[Rows from a dataset]
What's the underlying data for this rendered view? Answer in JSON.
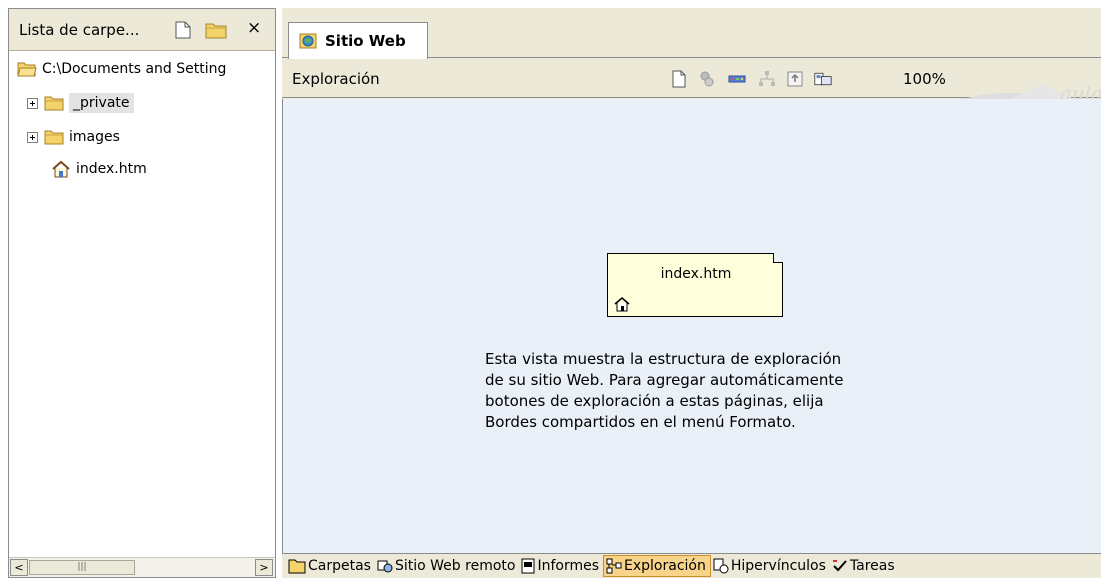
{
  "folder_list": {
    "title": "Lista de carpe...",
    "close_glyph": "×",
    "root_path": "C:\\Documents and Setting",
    "items": [
      {
        "label": "_private",
        "type": "folder",
        "expandable": true,
        "selected": true
      },
      {
        "label": "images",
        "type": "folder",
        "expandable": true,
        "selected": false
      },
      {
        "label": "index.htm",
        "type": "home-page",
        "expandable": false,
        "selected": false
      }
    ]
  },
  "main": {
    "tab_label": "Sitio Web",
    "view_title": "Exploración",
    "zoom_level": "100%",
    "node_label": "index.htm",
    "info_lines": [
      "Esta vista muestra la estructura de exploración",
      "de su sitio Web. Para agregar automáticamente",
      "botones de exploración a estas páginas, elija",
      "Bordes compartidos en el menú Formato."
    ]
  },
  "view_bar": {
    "items": [
      {
        "label": "Carpetas",
        "icon": "folder-icon",
        "active": false
      },
      {
        "label": "Sitio Web remoto",
        "icon": "remote-site-icon",
        "active": false
      },
      {
        "label": "Informes",
        "icon": "reports-icon",
        "active": false
      },
      {
        "label": "Exploración",
        "icon": "navigation-icon",
        "active": true
      },
      {
        "label": "Hipervínculos",
        "icon": "hyperlinks-icon",
        "active": false
      },
      {
        "label": "Tareas",
        "icon": "tasks-icon",
        "active": false
      }
    ]
  },
  "colors": {
    "folder": "#f3d36a",
    "canvas": "#eaf0f7",
    "node_fill": "#ffffdc",
    "active_view": "#f8d48a",
    "chrome": "#ece9d8"
  }
}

Objective: Working from the material above, transcribe it exactly while omitting pictures.

The answer:
What's the underlying data for this rendered view? Answer in JSON.
{
  "folder_list": {
    "title": "Lista de carpe...",
    "close_glyph": "×",
    "root_path": "C:\\Documents and Setting",
    "items": [
      {
        "label": "_private",
        "type": "folder",
        "expandable": true,
        "selected": true
      },
      {
        "label": "images",
        "type": "folder",
        "expandable": true,
        "selected": false
      },
      {
        "label": "index.htm",
        "type": "home-page",
        "expandable": false,
        "selected": false
      }
    ]
  },
  "main": {
    "tab_label": "Sitio Web",
    "view_title": "Exploración",
    "zoom_level": "100%",
    "node_label": "index.htm",
    "info_lines": [
      "Esta vista muestra la estructura de exploración",
      "de su sitio Web. Para agregar automáticamente",
      "botones de exploración a estas páginas, elija",
      "Bordes compartidos en el menú Formato."
    ]
  },
  "view_bar": {
    "items": [
      {
        "label": "Carpetas",
        "icon": "folder-icon",
        "active": false
      },
      {
        "label": "Sitio Web remoto",
        "icon": "remote-site-icon",
        "active": false
      },
      {
        "label": "Informes",
        "icon": "reports-icon",
        "active": false
      },
      {
        "label": "Exploración",
        "icon": "navigation-icon",
        "active": true
      },
      {
        "label": "Hipervínculos",
        "icon": "hyperlinks-icon",
        "active": false
      },
      {
        "label": "Tareas",
        "icon": "tasks-icon",
        "active": false
      }
    ]
  },
  "colors": {
    "folder": "#f3d36a",
    "canvas": "#eaf0f7",
    "node_fill": "#ffffdc",
    "active_view": "#f8d48a",
    "chrome": "#ece9d8"
  }
}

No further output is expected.